- AIM -
Every line below should be copied exactly; drop the pictures.

- RECORDED INFORMATION -
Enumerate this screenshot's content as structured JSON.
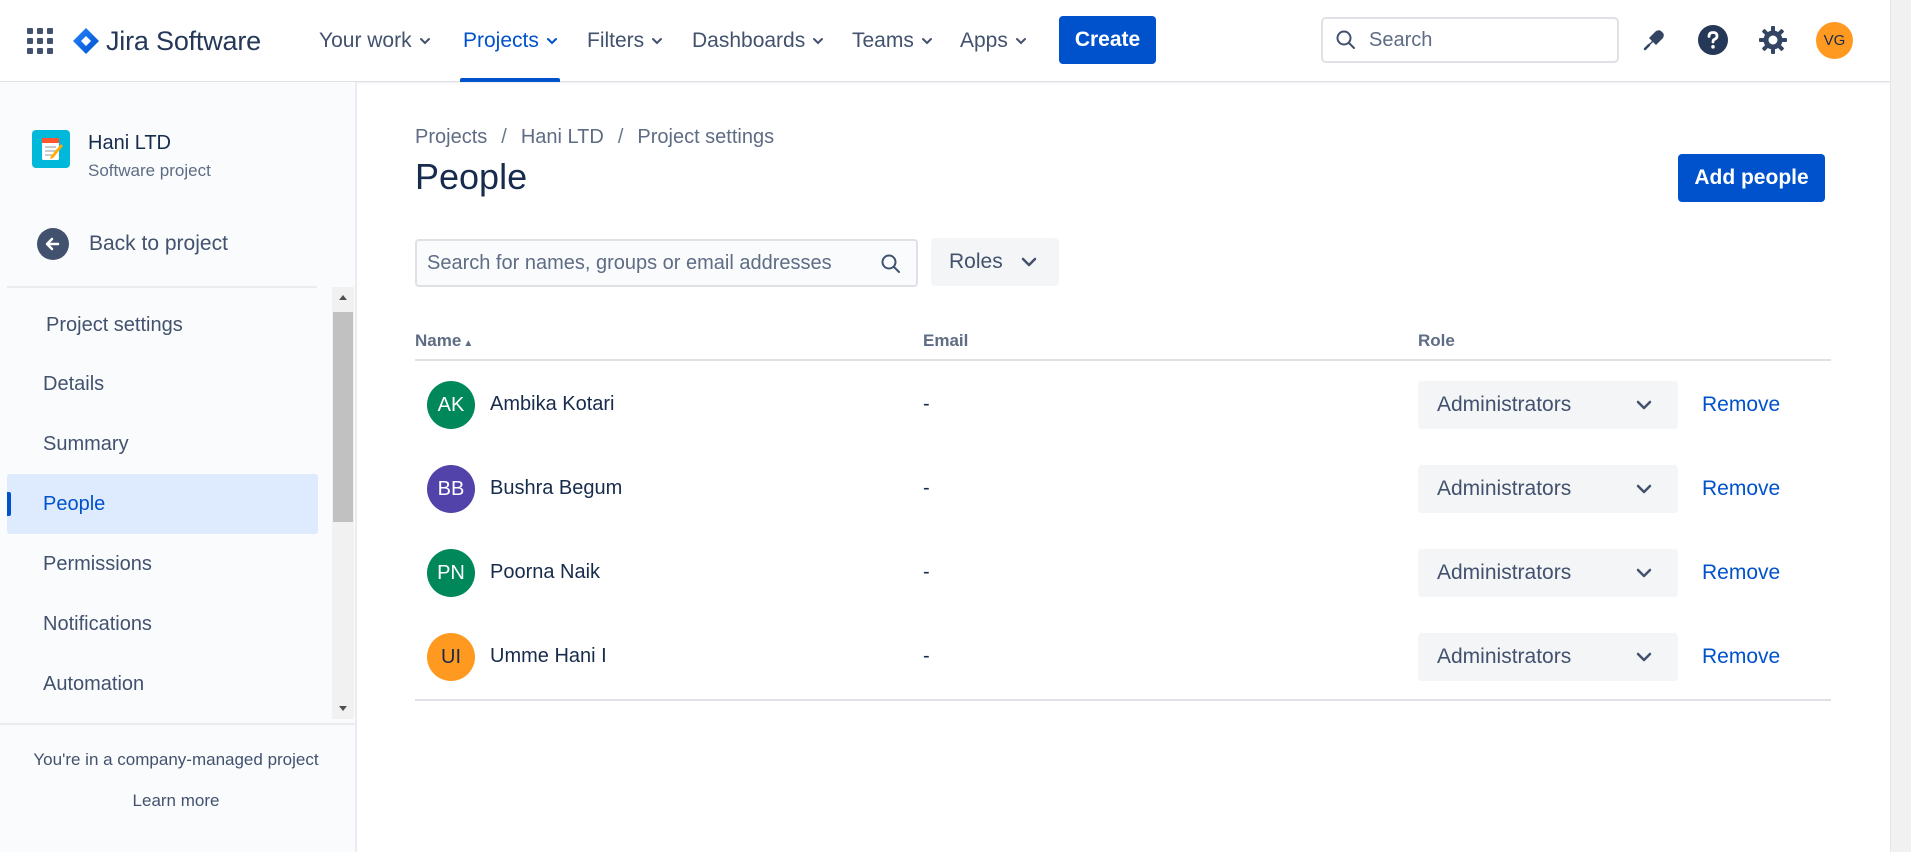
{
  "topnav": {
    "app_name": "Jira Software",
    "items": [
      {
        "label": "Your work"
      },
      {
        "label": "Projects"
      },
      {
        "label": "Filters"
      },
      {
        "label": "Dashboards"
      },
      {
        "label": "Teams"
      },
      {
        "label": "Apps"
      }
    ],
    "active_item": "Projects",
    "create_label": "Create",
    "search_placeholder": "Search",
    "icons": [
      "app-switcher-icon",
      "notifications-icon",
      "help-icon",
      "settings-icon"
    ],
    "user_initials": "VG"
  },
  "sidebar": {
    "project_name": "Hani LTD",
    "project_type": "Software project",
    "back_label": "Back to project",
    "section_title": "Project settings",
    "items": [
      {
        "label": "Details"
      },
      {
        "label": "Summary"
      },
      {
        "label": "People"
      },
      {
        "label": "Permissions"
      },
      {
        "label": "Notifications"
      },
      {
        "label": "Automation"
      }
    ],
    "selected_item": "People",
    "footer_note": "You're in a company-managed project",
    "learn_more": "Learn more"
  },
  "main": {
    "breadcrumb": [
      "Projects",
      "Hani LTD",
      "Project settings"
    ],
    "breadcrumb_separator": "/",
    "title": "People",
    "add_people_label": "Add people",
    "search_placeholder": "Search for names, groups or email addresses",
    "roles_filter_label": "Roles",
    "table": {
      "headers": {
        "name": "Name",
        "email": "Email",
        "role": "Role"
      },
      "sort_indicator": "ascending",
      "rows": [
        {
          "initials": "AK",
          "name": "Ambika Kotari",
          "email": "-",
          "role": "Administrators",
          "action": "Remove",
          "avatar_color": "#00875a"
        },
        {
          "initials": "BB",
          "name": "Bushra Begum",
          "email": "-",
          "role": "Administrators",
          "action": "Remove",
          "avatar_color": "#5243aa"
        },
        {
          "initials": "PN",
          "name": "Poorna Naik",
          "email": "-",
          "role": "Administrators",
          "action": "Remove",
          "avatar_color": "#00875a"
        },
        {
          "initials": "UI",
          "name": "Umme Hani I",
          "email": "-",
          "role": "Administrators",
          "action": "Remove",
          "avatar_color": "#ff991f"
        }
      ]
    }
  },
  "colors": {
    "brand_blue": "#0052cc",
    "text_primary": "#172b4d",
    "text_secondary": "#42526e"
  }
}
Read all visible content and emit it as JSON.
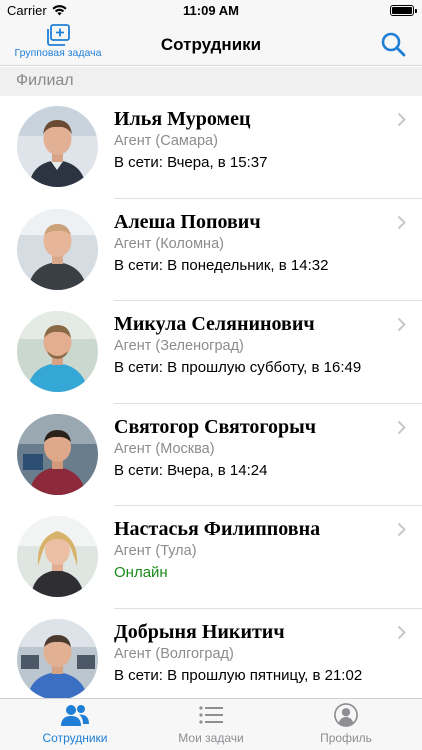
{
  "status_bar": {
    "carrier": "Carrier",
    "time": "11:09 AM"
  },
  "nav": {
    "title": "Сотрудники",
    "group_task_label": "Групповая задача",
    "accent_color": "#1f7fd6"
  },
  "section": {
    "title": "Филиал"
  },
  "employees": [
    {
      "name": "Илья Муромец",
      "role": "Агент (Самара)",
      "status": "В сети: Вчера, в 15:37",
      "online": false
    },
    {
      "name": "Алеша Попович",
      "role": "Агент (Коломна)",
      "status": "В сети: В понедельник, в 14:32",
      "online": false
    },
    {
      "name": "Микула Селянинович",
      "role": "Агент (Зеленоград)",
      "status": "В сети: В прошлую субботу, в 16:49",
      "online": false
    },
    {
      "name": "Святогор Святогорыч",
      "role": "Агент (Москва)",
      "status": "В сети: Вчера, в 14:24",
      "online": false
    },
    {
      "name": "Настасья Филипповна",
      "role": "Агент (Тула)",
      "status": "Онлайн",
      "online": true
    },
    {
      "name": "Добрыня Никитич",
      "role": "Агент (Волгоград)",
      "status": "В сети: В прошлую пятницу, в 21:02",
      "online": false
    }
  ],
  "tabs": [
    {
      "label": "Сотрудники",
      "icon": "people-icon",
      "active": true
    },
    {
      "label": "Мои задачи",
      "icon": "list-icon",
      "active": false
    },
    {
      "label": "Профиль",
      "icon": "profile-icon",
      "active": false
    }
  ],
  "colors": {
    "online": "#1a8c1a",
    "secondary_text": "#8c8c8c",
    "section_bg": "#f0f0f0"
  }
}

- WRITTEN ANSWER -
Enumerate this screenshot's content as structured JSON.
{
  "topnav": {
    "app_name": "Jira Software",
    "items": [
      {
        "label": "Your work"
      },
      {
        "label": "Projects"
      },
      {
        "label": "Filters"
      },
      {
        "label": "Dashboards"
      },
      {
        "label": "Teams"
      },
      {
        "label": "Apps"
      }
    ],
    "active_item": "Projects",
    "create_label": "Create",
    "search_placeholder": "Search",
    "icons": [
      "app-switcher-icon",
      "notifications-icon",
      "help-icon",
      "settings-icon"
    ],
    "user_initials": "VG"
  },
  "sidebar": {
    "project_name": "Hani LTD",
    "project_type": "Software project",
    "back_label": "Back to project",
    "section_title": "Project settings",
    "items": [
      {
        "label": "Details"
      },
      {
        "label": "Summary"
      },
      {
        "label": "People"
      },
      {
        "label": "Permissions"
      },
      {
        "label": "Notifications"
      },
      {
        "label": "Automation"
      }
    ],
    "selected_item": "People",
    "footer_note": "You're in a company-managed project",
    "learn_more": "Learn more"
  },
  "main": {
    "breadcrumb": [
      "Projects",
      "Hani LTD",
      "Project settings"
    ],
    "breadcrumb_separator": "/",
    "title": "People",
    "add_people_label": "Add people",
    "search_placeholder": "Search for names, groups or email addresses",
    "roles_filter_label": "Roles",
    "table": {
      "headers": {
        "name": "Name",
        "email": "Email",
        "role": "Role"
      },
      "sort_indicator": "ascending",
      "rows": [
        {
          "initials": "AK",
          "name": "Ambika Kotari",
          "email": "-",
          "role": "Administrators",
          "action": "Remove",
          "avatar_color": "#00875a"
        },
        {
          "initials": "BB",
          "name": "Bushra Begum",
          "email": "-",
          "role": "Administrators",
          "action": "Remove",
          "avatar_color": "#5243aa"
        },
        {
          "initials": "PN",
          "name": "Poorna Naik",
          "email": "-",
          "role": "Administrators",
          "action": "Remove",
          "avatar_color": "#00875a"
        },
        {
          "initials": "UI",
          "name": "Umme Hani I",
          "email": "-",
          "role": "Administrators",
          "action": "Remove",
          "avatar_color": "#ff991f"
        }
      ]
    }
  },
  "colors": {
    "brand_blue": "#0052cc",
    "text_primary": "#172b4d",
    "text_secondary": "#42526e"
  }
}
Read all visible content and emit it as JSON.
{
  "status_bar": {
    "carrier": "Carrier",
    "time": "11:09 AM"
  },
  "nav": {
    "title": "Сотрудники",
    "group_task_label": "Групповая задача",
    "accent_color": "#1f7fd6"
  },
  "section": {
    "title": "Филиал"
  },
  "employees": [
    {
      "name": "Илья Муромец",
      "role": "Агент (Самара)",
      "status": "В сети: Вчера, в 15:37",
      "online": false
    },
    {
      "name": "Алеша Попович",
      "role": "Агент (Коломна)",
      "status": "В сети: В понедельник, в 14:32",
      "online": false
    },
    {
      "name": "Микула Селянинович",
      "role": "Агент (Зеленоград)",
      "status": "В сети: В прошлую субботу, в 16:49",
      "online": false
    },
    {
      "name": "Святогор Святогорыч",
      "role": "Агент (Москва)",
      "status": "В сети: Вчера, в 14:24",
      "online": false
    },
    {
      "name": "Настасья Филипповна",
      "role": "Агент (Тула)",
      "status": "Онлайн",
      "online": true
    },
    {
      "name": "Добрыня Никитич",
      "role": "Агент (Волгоград)",
      "status": "В сети: В прошлую пятницу, в 21:02",
      "online": false
    }
  ],
  "tabs": [
    {
      "label": "Сотрудники",
      "icon": "people-icon",
      "active": true
    },
    {
      "label": "Мои задачи",
      "icon": "list-icon",
      "active": false
    },
    {
      "label": "Профиль",
      "icon": "profile-icon",
      "active": false
    }
  ],
  "colors": {
    "online": "#1a8c1a",
    "secondary_text": "#8c8c8c",
    "section_bg": "#f0f0f0"
  }
}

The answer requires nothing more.